-- Start --
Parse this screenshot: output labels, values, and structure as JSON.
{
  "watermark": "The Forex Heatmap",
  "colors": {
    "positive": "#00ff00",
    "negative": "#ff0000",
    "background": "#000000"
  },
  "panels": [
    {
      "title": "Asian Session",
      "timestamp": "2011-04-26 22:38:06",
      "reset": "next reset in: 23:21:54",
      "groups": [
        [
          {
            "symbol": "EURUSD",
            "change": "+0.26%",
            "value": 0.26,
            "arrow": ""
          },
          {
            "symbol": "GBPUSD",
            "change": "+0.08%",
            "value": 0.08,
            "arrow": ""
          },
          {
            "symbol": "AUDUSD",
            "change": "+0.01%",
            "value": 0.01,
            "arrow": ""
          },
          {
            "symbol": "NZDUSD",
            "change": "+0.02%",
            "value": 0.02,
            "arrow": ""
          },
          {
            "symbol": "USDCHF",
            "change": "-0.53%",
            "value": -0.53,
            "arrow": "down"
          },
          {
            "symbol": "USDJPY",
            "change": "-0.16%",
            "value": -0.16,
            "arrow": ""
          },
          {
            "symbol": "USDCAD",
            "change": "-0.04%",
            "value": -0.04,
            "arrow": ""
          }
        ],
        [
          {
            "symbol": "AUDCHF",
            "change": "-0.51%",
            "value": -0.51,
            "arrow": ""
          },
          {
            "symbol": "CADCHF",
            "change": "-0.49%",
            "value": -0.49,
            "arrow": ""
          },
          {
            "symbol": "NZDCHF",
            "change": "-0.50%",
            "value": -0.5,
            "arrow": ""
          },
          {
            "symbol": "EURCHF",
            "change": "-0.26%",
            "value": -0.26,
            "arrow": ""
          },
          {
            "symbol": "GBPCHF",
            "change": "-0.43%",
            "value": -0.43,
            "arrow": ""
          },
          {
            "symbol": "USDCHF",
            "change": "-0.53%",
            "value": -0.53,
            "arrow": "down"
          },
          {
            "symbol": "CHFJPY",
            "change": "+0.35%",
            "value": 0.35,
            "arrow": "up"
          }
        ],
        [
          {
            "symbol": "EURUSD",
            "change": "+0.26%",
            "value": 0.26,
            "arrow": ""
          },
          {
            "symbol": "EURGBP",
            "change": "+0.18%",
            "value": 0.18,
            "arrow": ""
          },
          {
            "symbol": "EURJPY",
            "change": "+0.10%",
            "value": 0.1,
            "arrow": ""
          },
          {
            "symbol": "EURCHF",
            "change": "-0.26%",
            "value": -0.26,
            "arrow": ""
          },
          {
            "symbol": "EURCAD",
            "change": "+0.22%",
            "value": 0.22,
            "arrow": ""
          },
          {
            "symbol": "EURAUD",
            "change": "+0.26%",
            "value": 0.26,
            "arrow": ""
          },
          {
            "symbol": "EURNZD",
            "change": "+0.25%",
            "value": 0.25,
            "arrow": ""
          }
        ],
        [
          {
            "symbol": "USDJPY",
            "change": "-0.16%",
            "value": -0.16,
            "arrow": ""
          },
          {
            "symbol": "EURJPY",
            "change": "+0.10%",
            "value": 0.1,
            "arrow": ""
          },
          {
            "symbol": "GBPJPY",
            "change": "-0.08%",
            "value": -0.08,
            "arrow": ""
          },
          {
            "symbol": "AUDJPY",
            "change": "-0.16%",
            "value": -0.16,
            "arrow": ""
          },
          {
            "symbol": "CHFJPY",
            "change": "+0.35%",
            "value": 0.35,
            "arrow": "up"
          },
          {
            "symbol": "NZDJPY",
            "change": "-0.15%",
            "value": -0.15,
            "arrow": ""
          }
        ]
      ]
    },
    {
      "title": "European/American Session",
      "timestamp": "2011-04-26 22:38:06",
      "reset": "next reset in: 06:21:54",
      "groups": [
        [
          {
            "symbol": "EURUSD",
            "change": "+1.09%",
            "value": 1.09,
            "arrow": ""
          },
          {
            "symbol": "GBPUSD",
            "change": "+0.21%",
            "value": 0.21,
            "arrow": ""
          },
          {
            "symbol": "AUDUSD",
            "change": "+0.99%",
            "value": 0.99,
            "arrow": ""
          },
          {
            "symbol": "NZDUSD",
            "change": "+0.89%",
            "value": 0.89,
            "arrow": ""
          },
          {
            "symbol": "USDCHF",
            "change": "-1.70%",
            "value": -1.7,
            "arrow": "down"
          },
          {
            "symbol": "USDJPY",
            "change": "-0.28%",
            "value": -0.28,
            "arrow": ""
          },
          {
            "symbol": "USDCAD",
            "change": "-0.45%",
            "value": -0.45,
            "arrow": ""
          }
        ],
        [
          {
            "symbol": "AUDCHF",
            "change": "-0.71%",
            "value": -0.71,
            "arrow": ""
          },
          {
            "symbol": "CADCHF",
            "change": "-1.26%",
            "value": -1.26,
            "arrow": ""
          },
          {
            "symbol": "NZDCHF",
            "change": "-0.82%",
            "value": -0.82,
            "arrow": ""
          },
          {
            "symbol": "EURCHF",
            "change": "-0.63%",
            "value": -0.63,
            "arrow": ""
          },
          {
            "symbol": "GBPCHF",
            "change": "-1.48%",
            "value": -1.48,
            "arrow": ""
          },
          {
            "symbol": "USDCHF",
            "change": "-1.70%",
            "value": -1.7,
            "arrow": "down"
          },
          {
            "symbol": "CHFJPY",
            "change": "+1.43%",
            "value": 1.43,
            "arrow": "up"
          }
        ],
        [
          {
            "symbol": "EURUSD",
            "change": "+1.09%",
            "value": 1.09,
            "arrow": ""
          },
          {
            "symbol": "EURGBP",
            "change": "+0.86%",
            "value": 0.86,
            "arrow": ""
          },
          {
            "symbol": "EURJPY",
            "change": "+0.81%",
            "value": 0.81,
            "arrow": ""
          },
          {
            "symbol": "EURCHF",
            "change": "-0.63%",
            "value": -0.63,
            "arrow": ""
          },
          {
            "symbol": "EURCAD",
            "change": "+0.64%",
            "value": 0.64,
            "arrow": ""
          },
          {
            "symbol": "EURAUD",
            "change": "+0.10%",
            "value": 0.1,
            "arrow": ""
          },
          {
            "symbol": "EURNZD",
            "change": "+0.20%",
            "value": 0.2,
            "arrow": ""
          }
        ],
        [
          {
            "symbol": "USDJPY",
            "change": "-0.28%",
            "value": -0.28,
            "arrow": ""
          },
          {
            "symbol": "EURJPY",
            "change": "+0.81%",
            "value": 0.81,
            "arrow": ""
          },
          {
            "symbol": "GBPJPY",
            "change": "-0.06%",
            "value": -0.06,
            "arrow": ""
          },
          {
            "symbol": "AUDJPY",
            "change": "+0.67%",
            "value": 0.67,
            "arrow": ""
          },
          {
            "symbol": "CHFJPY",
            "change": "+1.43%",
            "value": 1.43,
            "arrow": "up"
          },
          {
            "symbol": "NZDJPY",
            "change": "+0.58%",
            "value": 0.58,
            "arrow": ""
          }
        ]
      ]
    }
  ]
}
-- End --
(What you need to do): Extract the data exactly as given.

(Complete answer):
Parse this screenshot: output labels, values, and structure as JSON.
{
  "watermark": "The Forex Heatmap",
  "colors": {
    "positive": "#00ff00",
    "negative": "#ff0000",
    "background": "#000000"
  },
  "panels": [
    {
      "title": "Asian Session",
      "timestamp": "2011-04-26 22:38:06",
      "reset": "next reset in: 23:21:54",
      "groups": [
        [
          {
            "symbol": "EURUSD",
            "change": "+0.26%",
            "value": 0.26,
            "arrow": ""
          },
          {
            "symbol": "GBPUSD",
            "change": "+0.08%",
            "value": 0.08,
            "arrow": ""
          },
          {
            "symbol": "AUDUSD",
            "change": "+0.01%",
            "value": 0.01,
            "arrow": ""
          },
          {
            "symbol": "NZDUSD",
            "change": "+0.02%",
            "value": 0.02,
            "arrow": ""
          },
          {
            "symbol": "USDCHF",
            "change": "-0.53%",
            "value": -0.53,
            "arrow": "down"
          },
          {
            "symbol": "USDJPY",
            "change": "-0.16%",
            "value": -0.16,
            "arrow": ""
          },
          {
            "symbol": "USDCAD",
            "change": "-0.04%",
            "value": -0.04,
            "arrow": ""
          }
        ],
        [
          {
            "symbol": "AUDCHF",
            "change": "-0.51%",
            "value": -0.51,
            "arrow": ""
          },
          {
            "symbol": "CADCHF",
            "change": "-0.49%",
            "value": -0.49,
            "arrow": ""
          },
          {
            "symbol": "NZDCHF",
            "change": "-0.50%",
            "value": -0.5,
            "arrow": ""
          },
          {
            "symbol": "EURCHF",
            "change": "-0.26%",
            "value": -0.26,
            "arrow": ""
          },
          {
            "symbol": "GBPCHF",
            "change": "-0.43%",
            "value": -0.43,
            "arrow": ""
          },
          {
            "symbol": "USDCHF",
            "change": "-0.53%",
            "value": -0.53,
            "arrow": "down"
          },
          {
            "symbol": "CHFJPY",
            "change": "+0.35%",
            "value": 0.35,
            "arrow": "up"
          }
        ],
        [
          {
            "symbol": "EURUSD",
            "change": "+0.26%",
            "value": 0.26,
            "arrow": ""
          },
          {
            "symbol": "EURGBP",
            "change": "+0.18%",
            "value": 0.18,
            "arrow": ""
          },
          {
            "symbol": "EURJPY",
            "change": "+0.10%",
            "value": 0.1,
            "arrow": ""
          },
          {
            "symbol": "EURCHF",
            "change": "-0.26%",
            "value": -0.26,
            "arrow": ""
          },
          {
            "symbol": "EURCAD",
            "change": "+0.22%",
            "value": 0.22,
            "arrow": ""
          },
          {
            "symbol": "EURAUD",
            "change": "+0.26%",
            "value": 0.26,
            "arrow": ""
          },
          {
            "symbol": "EURNZD",
            "change": "+0.25%",
            "value": 0.25,
            "arrow": ""
          }
        ],
        [
          {
            "symbol": "USDJPY",
            "change": "-0.16%",
            "value": -0.16,
            "arrow": ""
          },
          {
            "symbol": "EURJPY",
            "change": "+0.10%",
            "value": 0.1,
            "arrow": ""
          },
          {
            "symbol": "GBPJPY",
            "change": "-0.08%",
            "value": -0.08,
            "arrow": ""
          },
          {
            "symbol": "AUDJPY",
            "change": "-0.16%",
            "value": -0.16,
            "arrow": ""
          },
          {
            "symbol": "CHFJPY",
            "change": "+0.35%",
            "value": 0.35,
            "arrow": "up"
          },
          {
            "symbol": "NZDJPY",
            "change": "-0.15%",
            "value": -0.15,
            "arrow": ""
          }
        ]
      ]
    },
    {
      "title": "European/American Session",
      "timestamp": "2011-04-26 22:38:06",
      "reset": "next reset in: 06:21:54",
      "groups": [
        [
          {
            "symbol": "EURUSD",
            "change": "+1.09%",
            "value": 1.09,
            "arrow": ""
          },
          {
            "symbol": "GBPUSD",
            "change": "+0.21%",
            "value": 0.21,
            "arrow": ""
          },
          {
            "symbol": "AUDUSD",
            "change": "+0.99%",
            "value": 0.99,
            "arrow": ""
          },
          {
            "symbol": "NZDUSD",
            "change": "+0.89%",
            "value": 0.89,
            "arrow": ""
          },
          {
            "symbol": "USDCHF",
            "change": "-1.70%",
            "value": -1.7,
            "arrow": "down"
          },
          {
            "symbol": "USDJPY",
            "change": "-0.28%",
            "value": -0.28,
            "arrow": ""
          },
          {
            "symbol": "USDCAD",
            "change": "-0.45%",
            "value": -0.45,
            "arrow": ""
          }
        ],
        [
          {
            "symbol": "AUDCHF",
            "change": "-0.71%",
            "value": -0.71,
            "arrow": ""
          },
          {
            "symbol": "CADCHF",
            "change": "-1.26%",
            "value": -1.26,
            "arrow": ""
          },
          {
            "symbol": "NZDCHF",
            "change": "-0.82%",
            "value": -0.82,
            "arrow": ""
          },
          {
            "symbol": "EURCHF",
            "change": "-0.63%",
            "value": -0.63,
            "arrow": ""
          },
          {
            "symbol": "GBPCHF",
            "change": "-1.48%",
            "value": -1.48,
            "arrow": ""
          },
          {
            "symbol": "USDCHF",
            "change": "-1.70%",
            "value": -1.7,
            "arrow": "down"
          },
          {
            "symbol": "CHFJPY",
            "change": "+1.43%",
            "value": 1.43,
            "arrow": "up"
          }
        ],
        [
          {
            "symbol": "EURUSD",
            "change": "+1.09%",
            "value": 1.09,
            "arrow": ""
          },
          {
            "symbol": "EURGBP",
            "change": "+0.86%",
            "value": 0.86,
            "arrow": ""
          },
          {
            "symbol": "EURJPY",
            "change": "+0.81%",
            "value": 0.81,
            "arrow": ""
          },
          {
            "symbol": "EURCHF",
            "change": "-0.63%",
            "value": -0.63,
            "arrow": ""
          },
          {
            "symbol": "EURCAD",
            "change": "+0.64%",
            "value": 0.64,
            "arrow": ""
          },
          {
            "symbol": "EURAUD",
            "change": "+0.10%",
            "value": 0.1,
            "arrow": ""
          },
          {
            "symbol": "EURNZD",
            "change": "+0.20%",
            "value": 0.2,
            "arrow": ""
          }
        ],
        [
          {
            "symbol": "USDJPY",
            "change": "-0.28%",
            "value": -0.28,
            "arrow": ""
          },
          {
            "symbol": "EURJPY",
            "change": "+0.81%",
            "value": 0.81,
            "arrow": ""
          },
          {
            "symbol": "GBPJPY",
            "change": "-0.06%",
            "value": -0.06,
            "arrow": ""
          },
          {
            "symbol": "AUDJPY",
            "change": "+0.67%",
            "value": 0.67,
            "arrow": ""
          },
          {
            "symbol": "CHFJPY",
            "change": "+1.43%",
            "value": 1.43,
            "arrow": "up"
          },
          {
            "symbol": "NZDJPY",
            "change": "+0.58%",
            "value": 0.58,
            "arrow": ""
          }
        ]
      ]
    }
  ]
}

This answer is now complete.